*Brief*. The answer is one number: how many lines hold the string "tools".

*Provided data*.
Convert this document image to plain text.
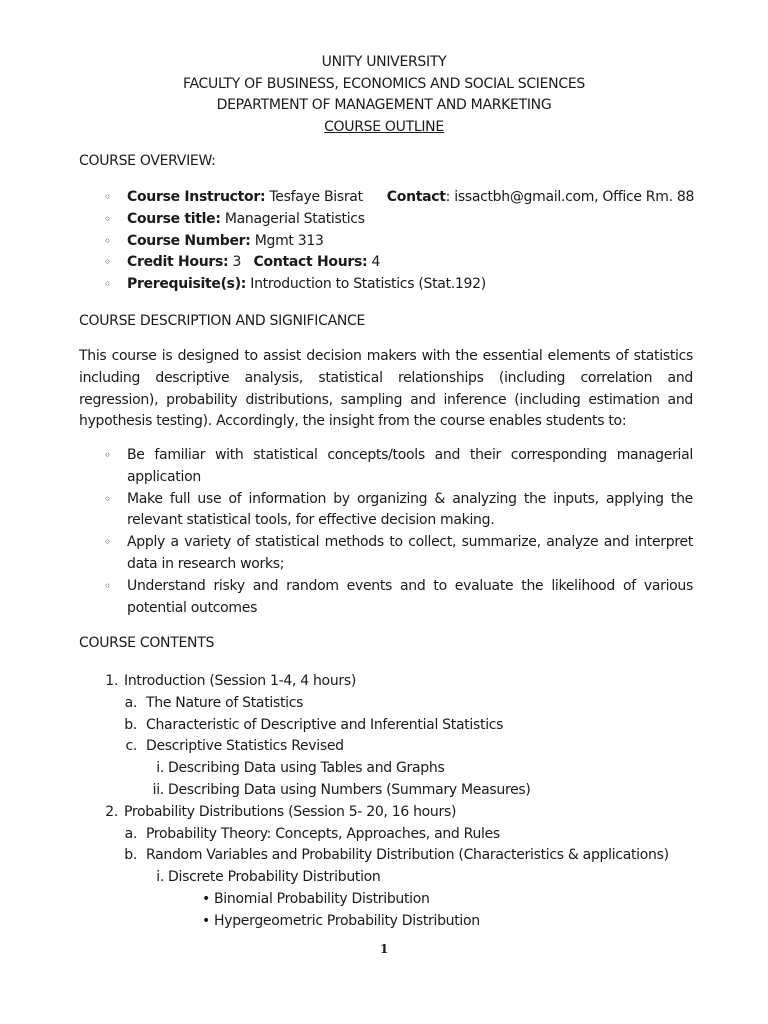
UNITY UNIVERSITY
FACULTY OF BUSINESS, ECONOMICS AND SOCIAL SCIENCES
DEPARTMENT OF MANAGEMENT AND MARKETING
COURSE OUTLINE
COURSE OVERVIEW:
◦ Course Instructor: Tesfaye Bisrat Contact: issactbh@gmail.com, Office Rm. 88
◦ Course title: Managerial Statistics
◦ Course Number: Mgmt 313
◦ Credit Hours: 3 Contact Hours: 4
◦ Prerequisite(s): Introduction to Statistics (Stat.192)
COURSE DESCRIPTION AND SIGNIFICANCE

This course is designed to assist decision makers with the essential elements of statistics including descriptive analysis, statistical relationships (including correlation and regression), probability distributions, sampling and inference (including estimation and hypothesis testing). Accordingly, the insight from the course enables students to:

◦ Be familiar with statistical concepts/tools and their corresponding managerial application
◦ Make full use of information by organizing & analyzing the inputs, applying the relevant statistical tools, for effective decision making.
◦ Apply a variety of statistical methods to collect, summarize, analyze and interpret data in research works;
◦ Understand risky and random events and to evaluate the likelihood of various potential outcomes
COURSE CONTENTS
1. Introduction (Session 1-4, 4 hours)
a. The Nature of Statistics
b. Characteristic of Descriptive and Inferential Statistics
c. Descriptive Statistics Revised
i. Describing Data using Tables and Graphs
ii. Describing Data using Numbers (Summary Measures)
2. Probability Distributions (Session 5- 20, 16 hours)
a. Probability Theory: Concepts, Approaches, and Rules
b. Random Variables and Probability Distribution (Characteristics & applications)
i. Discrete Probability Distribution
• Binomial Probability Distribution
• Hypergeometric Probability Distribution
1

*Exercise result*. 2